- WHAT NEEDS TO BE DONE -
Which lines hold the word "Scale"? Show each of them.

- EXERCISE INPUT -
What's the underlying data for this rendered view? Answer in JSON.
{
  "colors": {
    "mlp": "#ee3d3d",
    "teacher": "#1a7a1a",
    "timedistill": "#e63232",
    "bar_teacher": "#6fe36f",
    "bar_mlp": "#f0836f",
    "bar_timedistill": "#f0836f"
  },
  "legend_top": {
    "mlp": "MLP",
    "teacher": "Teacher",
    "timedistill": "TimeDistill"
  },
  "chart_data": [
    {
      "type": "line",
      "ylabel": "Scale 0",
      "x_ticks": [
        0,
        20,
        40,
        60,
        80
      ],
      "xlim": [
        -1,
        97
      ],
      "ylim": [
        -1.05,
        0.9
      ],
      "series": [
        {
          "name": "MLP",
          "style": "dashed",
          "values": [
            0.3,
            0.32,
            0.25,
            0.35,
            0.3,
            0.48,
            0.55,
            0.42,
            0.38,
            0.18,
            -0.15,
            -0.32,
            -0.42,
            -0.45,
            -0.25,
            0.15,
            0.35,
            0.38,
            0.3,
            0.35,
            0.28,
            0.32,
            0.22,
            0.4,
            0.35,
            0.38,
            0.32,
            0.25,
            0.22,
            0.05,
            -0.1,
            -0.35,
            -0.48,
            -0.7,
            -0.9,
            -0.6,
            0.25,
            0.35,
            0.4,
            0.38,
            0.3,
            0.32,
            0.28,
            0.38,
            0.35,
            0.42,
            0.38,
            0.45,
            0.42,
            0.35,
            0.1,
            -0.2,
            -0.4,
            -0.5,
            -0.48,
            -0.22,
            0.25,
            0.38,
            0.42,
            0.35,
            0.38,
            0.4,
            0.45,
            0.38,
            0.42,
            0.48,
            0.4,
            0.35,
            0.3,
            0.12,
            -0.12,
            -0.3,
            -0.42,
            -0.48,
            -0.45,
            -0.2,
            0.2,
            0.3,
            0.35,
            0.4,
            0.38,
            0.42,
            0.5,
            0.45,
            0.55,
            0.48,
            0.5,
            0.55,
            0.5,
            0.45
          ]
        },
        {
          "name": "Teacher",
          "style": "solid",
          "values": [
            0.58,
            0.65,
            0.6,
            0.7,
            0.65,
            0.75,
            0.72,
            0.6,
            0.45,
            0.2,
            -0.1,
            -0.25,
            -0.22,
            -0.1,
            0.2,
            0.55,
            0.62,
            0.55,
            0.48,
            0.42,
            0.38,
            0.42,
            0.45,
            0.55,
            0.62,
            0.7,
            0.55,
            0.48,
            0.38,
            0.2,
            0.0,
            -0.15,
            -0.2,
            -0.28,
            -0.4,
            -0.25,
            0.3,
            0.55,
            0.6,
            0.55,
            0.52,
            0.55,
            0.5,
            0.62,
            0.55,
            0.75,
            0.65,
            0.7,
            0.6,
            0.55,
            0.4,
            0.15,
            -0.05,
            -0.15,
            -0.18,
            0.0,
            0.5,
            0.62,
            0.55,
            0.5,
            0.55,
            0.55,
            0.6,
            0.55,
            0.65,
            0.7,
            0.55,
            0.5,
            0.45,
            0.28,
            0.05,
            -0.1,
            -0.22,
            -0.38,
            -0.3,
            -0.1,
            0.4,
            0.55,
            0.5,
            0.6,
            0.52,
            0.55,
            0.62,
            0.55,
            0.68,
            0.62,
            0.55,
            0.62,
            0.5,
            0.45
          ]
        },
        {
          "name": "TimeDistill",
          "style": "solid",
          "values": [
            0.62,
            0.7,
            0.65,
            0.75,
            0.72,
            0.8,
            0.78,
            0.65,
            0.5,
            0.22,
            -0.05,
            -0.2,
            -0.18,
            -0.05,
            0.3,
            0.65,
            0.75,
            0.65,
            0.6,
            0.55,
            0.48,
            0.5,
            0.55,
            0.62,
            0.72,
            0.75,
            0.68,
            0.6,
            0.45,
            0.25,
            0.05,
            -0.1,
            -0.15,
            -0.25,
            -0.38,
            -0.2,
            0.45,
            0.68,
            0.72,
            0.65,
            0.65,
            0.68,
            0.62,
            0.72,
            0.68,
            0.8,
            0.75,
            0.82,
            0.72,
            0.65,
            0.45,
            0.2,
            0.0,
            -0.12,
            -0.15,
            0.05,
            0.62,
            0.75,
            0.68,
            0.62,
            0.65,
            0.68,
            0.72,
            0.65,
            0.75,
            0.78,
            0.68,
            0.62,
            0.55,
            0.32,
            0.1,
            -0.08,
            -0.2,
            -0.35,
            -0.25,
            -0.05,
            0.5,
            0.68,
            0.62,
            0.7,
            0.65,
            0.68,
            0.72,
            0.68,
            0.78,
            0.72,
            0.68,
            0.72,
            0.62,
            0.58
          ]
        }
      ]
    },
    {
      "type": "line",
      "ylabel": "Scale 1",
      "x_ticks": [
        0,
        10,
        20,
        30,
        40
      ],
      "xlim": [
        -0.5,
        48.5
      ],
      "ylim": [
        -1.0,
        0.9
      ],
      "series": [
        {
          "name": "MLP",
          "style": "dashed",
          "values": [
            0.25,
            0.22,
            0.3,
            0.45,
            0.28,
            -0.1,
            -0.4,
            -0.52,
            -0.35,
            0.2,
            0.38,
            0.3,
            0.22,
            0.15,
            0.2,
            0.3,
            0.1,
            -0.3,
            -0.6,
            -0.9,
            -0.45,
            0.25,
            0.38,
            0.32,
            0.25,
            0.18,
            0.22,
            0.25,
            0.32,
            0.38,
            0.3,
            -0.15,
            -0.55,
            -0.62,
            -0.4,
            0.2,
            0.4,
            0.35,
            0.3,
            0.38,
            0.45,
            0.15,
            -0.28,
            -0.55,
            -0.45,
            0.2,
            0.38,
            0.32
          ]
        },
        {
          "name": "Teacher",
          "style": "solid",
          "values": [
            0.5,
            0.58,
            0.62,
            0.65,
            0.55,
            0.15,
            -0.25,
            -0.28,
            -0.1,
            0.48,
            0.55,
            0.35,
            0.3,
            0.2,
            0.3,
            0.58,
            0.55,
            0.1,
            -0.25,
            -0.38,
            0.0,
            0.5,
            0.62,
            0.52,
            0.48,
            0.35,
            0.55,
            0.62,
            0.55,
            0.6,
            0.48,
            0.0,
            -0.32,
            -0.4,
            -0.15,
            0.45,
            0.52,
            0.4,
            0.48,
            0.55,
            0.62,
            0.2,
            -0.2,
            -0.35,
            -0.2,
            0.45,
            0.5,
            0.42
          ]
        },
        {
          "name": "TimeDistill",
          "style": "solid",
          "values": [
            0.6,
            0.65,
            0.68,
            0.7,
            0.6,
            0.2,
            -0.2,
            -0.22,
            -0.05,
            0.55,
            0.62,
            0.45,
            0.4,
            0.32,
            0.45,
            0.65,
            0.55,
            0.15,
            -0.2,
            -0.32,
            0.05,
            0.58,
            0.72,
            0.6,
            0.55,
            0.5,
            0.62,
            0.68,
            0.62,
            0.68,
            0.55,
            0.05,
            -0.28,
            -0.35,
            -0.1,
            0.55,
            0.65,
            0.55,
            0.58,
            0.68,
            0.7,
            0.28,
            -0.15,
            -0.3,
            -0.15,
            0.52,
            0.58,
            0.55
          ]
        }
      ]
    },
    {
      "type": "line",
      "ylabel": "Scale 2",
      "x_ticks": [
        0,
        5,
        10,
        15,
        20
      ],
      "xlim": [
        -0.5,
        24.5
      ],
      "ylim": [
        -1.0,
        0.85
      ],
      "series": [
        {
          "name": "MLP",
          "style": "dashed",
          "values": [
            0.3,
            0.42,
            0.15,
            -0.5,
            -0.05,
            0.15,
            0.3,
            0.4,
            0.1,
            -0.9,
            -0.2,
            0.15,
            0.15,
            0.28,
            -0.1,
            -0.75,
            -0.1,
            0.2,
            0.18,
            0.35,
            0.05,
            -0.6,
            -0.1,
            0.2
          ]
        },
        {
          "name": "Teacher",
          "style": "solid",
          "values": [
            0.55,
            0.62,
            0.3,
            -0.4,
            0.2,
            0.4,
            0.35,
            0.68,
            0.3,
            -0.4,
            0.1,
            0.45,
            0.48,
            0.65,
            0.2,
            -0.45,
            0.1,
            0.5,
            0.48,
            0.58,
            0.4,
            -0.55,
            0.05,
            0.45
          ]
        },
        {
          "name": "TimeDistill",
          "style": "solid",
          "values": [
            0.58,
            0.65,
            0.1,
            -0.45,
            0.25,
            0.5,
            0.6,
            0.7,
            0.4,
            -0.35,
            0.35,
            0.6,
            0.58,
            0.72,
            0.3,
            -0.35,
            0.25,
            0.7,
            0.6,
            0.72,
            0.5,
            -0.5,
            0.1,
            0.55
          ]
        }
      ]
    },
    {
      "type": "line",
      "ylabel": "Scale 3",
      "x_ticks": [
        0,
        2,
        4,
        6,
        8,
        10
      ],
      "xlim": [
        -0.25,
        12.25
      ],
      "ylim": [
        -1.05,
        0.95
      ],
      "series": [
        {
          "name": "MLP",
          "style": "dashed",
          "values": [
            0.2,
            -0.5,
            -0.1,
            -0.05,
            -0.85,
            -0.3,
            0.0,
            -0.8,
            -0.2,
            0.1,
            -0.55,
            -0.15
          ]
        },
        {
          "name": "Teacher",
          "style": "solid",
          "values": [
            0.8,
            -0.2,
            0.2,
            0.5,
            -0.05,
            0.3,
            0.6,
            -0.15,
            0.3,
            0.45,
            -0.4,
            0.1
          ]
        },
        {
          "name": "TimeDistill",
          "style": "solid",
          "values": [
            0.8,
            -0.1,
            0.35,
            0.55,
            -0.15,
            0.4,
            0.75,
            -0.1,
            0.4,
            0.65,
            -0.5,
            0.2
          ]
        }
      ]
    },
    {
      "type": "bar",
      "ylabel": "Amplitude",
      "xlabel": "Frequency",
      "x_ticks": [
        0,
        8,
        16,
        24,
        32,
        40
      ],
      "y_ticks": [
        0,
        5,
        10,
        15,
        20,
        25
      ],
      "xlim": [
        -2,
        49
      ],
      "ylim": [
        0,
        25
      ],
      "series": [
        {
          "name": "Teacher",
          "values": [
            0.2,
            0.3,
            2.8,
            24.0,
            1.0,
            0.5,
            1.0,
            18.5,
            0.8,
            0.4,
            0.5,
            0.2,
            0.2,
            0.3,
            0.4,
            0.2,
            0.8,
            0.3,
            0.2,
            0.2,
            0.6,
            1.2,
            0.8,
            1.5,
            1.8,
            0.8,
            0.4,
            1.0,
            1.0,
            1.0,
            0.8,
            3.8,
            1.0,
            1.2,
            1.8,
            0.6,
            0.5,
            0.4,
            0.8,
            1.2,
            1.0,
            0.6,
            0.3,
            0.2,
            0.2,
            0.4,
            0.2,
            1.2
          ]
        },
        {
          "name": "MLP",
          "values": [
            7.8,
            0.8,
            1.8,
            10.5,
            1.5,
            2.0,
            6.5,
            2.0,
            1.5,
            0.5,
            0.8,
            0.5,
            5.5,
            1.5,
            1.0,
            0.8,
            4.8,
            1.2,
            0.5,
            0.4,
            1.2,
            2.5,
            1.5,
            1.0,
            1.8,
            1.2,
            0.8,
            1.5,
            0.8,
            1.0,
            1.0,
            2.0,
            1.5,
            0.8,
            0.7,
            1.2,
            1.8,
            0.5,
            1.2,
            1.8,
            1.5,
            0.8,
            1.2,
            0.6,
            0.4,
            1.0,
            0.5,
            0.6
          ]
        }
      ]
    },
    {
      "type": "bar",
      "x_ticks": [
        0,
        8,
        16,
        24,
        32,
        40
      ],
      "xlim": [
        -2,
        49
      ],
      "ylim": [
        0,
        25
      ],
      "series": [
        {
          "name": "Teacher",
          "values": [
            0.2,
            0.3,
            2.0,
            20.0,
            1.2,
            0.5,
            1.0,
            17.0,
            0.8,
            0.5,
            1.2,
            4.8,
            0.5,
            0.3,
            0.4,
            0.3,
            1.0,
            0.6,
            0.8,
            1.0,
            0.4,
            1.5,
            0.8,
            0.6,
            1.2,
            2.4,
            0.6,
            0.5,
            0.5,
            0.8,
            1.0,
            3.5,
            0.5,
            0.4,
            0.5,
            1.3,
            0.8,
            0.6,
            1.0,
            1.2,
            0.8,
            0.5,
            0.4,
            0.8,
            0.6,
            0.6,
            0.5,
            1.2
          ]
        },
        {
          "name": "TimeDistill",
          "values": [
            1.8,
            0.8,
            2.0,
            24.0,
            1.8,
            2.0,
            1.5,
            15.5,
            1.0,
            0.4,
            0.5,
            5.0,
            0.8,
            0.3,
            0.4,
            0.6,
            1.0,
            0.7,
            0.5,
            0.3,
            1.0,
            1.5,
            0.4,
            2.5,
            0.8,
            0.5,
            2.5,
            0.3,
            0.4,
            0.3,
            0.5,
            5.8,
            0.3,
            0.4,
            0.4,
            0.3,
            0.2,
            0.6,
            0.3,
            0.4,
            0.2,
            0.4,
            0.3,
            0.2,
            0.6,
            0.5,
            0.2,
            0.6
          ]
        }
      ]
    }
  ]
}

- EXPECTED ANSWER -
      "ylabel": "Scale 0",
      "ylabel": "Scale 1",
      "ylabel": "Scale 2",
      "ylabel": "Scale 3",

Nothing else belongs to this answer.